• CHALLENGE:
Locate the string "structure" in the records below. Copy every line where it occurs.

· · · · ·

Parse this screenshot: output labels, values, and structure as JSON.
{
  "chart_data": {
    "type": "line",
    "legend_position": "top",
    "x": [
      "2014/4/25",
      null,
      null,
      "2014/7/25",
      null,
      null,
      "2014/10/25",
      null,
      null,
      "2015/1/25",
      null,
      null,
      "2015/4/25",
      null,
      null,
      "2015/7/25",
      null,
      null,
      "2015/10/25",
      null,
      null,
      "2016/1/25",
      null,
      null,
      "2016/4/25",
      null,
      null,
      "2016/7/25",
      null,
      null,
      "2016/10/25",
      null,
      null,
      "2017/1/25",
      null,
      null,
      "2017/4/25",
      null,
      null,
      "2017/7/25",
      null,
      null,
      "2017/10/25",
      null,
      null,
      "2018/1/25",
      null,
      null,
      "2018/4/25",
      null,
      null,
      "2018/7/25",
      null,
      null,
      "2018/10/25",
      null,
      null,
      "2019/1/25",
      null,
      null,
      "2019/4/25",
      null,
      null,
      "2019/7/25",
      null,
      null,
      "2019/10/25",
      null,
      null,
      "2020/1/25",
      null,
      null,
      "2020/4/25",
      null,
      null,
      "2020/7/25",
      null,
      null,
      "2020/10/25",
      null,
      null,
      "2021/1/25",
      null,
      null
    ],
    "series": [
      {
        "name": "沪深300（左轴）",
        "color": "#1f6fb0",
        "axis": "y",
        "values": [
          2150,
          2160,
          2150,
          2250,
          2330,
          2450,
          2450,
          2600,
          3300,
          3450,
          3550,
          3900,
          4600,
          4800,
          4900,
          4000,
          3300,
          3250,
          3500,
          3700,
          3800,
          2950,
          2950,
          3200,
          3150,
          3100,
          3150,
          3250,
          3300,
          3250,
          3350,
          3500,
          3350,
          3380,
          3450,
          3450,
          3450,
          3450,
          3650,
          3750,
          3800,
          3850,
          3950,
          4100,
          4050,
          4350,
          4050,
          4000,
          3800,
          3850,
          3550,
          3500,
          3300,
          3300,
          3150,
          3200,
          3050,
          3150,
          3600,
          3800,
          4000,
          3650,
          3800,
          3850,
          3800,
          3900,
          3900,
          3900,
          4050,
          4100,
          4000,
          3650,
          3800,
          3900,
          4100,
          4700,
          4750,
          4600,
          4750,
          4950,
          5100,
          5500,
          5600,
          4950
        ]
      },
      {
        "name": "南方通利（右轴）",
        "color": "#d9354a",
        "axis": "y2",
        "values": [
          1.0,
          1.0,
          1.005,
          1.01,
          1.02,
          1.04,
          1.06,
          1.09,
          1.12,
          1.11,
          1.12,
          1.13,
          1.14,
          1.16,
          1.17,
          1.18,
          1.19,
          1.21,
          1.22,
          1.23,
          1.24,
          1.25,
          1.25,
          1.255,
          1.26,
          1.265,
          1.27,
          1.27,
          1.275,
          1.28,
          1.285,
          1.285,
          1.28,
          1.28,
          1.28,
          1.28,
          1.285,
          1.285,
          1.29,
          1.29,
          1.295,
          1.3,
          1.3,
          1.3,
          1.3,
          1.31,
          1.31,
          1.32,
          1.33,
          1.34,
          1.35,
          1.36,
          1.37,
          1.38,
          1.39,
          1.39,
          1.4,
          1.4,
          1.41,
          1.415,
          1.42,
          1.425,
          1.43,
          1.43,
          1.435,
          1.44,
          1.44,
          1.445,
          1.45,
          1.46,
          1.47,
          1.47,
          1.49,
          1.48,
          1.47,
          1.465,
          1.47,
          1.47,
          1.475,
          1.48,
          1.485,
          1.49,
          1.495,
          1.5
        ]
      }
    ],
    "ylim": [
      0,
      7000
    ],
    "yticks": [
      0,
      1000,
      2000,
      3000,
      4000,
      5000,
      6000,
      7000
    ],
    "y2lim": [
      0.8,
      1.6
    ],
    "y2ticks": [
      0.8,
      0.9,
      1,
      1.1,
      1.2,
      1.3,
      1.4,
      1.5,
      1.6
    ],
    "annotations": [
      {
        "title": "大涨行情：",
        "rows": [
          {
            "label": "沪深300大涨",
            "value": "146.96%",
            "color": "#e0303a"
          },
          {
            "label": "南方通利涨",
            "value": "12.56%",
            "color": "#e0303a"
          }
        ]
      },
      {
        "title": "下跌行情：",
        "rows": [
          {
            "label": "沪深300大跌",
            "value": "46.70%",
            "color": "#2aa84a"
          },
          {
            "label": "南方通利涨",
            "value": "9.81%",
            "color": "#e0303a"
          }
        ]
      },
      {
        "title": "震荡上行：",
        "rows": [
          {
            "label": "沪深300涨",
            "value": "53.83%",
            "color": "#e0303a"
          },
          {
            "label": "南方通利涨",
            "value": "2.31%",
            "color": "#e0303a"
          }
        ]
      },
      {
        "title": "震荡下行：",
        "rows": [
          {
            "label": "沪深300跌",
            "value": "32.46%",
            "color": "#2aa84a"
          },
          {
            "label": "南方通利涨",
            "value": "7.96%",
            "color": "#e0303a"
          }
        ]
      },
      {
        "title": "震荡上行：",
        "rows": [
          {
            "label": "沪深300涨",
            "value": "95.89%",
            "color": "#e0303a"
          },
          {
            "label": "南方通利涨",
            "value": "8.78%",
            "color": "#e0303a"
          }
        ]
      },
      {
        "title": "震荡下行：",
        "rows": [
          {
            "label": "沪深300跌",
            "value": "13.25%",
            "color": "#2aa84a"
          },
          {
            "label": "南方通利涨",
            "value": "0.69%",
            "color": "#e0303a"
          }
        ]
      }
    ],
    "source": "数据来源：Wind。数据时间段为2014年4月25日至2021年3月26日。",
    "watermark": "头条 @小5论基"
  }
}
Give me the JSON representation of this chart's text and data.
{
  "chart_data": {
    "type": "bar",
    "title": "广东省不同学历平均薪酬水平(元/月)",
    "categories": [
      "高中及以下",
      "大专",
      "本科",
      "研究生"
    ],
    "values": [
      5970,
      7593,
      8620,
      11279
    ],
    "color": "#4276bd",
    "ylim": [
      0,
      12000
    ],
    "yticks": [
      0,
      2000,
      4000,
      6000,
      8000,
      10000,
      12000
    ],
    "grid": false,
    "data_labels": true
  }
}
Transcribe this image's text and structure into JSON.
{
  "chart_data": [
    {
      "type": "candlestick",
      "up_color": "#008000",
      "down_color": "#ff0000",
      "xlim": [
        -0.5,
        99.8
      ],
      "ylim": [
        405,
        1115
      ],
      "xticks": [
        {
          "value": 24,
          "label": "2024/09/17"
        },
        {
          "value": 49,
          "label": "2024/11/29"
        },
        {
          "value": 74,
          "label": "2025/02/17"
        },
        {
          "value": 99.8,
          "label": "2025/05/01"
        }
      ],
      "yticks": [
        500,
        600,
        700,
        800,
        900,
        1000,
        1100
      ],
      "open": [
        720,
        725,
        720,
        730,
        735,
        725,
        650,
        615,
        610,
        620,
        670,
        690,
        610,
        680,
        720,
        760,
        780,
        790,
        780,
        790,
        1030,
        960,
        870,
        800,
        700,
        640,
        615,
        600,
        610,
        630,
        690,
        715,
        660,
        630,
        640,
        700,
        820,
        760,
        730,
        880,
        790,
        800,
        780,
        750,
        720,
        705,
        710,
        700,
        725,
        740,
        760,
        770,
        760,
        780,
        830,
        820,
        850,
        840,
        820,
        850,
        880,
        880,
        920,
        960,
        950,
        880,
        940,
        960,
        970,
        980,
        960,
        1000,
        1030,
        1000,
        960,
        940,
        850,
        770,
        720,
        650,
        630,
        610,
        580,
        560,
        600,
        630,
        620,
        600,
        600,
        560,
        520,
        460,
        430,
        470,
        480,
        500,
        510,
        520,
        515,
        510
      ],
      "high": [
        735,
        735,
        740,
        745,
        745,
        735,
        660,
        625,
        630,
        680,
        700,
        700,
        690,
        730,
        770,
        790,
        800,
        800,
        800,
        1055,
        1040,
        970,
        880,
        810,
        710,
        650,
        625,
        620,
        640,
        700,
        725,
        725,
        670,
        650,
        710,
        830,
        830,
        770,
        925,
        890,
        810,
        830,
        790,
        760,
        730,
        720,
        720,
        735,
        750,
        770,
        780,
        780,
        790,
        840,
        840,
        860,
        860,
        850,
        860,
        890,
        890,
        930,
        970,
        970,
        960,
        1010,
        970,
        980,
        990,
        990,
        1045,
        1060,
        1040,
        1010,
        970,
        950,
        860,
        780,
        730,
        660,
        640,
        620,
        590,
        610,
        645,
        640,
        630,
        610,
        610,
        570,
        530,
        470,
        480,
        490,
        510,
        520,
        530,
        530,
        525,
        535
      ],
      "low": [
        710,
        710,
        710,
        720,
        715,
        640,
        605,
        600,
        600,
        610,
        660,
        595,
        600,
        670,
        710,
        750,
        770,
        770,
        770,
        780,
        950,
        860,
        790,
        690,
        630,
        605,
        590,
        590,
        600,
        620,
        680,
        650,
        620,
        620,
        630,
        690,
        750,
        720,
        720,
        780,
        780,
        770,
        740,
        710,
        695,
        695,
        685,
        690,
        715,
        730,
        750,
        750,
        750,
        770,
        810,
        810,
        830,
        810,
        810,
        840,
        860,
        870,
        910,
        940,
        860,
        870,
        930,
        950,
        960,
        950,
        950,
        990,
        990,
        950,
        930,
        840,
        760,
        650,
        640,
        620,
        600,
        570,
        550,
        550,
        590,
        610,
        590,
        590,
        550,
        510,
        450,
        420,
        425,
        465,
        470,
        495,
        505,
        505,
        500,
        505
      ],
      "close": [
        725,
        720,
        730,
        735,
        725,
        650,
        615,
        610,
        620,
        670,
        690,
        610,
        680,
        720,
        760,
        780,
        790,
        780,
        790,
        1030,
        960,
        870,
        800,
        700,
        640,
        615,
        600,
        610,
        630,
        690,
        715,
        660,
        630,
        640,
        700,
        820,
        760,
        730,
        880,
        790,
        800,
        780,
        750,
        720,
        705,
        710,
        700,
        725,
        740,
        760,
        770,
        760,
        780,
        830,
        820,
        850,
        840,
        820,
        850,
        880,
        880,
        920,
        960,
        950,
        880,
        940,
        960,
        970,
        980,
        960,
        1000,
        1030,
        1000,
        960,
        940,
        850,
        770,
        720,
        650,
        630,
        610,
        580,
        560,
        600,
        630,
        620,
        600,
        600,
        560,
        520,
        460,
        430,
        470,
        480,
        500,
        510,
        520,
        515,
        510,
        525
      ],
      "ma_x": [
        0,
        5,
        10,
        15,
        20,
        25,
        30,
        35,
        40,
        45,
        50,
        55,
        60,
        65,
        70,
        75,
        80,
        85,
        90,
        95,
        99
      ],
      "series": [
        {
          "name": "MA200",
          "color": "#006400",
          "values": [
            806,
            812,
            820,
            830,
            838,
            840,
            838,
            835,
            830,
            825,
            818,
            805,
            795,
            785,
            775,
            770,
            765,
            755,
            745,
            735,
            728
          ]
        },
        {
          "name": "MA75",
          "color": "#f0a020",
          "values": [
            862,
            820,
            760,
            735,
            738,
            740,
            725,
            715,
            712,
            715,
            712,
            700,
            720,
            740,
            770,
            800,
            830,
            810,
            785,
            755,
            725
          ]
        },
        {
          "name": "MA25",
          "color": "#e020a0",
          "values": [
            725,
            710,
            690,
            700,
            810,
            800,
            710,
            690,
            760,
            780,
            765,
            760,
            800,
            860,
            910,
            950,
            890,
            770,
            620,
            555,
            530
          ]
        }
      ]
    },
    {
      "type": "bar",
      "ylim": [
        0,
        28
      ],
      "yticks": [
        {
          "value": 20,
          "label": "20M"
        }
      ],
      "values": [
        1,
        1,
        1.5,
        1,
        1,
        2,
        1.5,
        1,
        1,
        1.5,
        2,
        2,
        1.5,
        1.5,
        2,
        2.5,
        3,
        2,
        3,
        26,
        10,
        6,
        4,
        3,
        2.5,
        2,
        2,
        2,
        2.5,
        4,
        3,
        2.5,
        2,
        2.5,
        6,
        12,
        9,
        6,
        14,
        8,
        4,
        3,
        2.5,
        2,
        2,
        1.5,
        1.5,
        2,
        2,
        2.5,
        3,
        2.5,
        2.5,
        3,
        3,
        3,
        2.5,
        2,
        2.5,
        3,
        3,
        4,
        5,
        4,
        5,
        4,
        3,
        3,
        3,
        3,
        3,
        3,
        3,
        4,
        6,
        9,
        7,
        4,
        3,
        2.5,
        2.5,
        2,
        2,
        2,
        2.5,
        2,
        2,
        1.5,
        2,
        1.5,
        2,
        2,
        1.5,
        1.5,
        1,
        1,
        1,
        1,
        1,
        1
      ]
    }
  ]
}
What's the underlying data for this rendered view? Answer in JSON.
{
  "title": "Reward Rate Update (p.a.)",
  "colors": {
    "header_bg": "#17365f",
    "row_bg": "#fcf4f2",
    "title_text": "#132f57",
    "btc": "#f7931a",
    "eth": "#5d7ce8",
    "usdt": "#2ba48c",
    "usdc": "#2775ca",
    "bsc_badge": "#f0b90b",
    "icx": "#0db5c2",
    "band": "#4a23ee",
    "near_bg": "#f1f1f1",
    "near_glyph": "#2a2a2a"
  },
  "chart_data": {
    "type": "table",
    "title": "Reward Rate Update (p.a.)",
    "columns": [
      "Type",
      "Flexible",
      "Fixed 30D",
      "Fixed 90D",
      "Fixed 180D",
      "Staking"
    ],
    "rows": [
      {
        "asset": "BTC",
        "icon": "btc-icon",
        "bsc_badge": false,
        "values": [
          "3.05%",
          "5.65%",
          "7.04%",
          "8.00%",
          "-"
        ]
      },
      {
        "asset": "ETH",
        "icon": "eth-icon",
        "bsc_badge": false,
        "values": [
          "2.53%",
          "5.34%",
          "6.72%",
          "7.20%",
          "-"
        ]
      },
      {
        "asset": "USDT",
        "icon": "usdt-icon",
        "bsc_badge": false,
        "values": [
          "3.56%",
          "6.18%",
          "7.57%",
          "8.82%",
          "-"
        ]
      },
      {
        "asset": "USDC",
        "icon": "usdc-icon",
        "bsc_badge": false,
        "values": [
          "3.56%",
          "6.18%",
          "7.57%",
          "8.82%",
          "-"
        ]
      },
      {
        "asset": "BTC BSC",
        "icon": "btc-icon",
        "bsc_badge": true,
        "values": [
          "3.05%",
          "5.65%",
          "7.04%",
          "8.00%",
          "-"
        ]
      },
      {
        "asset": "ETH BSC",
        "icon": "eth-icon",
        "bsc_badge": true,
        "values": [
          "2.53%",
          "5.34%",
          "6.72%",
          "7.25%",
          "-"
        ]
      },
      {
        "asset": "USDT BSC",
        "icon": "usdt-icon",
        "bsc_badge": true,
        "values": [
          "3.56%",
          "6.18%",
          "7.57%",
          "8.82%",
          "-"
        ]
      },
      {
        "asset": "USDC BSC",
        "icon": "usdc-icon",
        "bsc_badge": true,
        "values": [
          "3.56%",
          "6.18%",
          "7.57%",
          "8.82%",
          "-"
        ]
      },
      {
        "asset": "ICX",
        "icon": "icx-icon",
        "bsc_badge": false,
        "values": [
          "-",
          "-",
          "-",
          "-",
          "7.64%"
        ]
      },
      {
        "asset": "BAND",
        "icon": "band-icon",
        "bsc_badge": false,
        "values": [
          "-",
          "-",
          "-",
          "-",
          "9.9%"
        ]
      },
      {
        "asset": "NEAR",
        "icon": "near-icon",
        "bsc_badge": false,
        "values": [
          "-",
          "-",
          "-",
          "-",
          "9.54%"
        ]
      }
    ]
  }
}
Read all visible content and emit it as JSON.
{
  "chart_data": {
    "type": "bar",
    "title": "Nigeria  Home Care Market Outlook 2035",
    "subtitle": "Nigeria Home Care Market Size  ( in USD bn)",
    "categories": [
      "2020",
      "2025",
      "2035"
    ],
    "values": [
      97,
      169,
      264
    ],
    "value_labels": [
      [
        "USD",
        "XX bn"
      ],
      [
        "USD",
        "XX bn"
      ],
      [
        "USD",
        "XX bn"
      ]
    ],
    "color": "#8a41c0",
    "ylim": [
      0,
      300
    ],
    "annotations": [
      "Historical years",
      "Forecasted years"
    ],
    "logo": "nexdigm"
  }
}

· · · · ·

• WRITTEN ANSWER:
Parse this screenshot: output labels, values, and structure as JSON.
Transcribe this image's text and structure into JSON.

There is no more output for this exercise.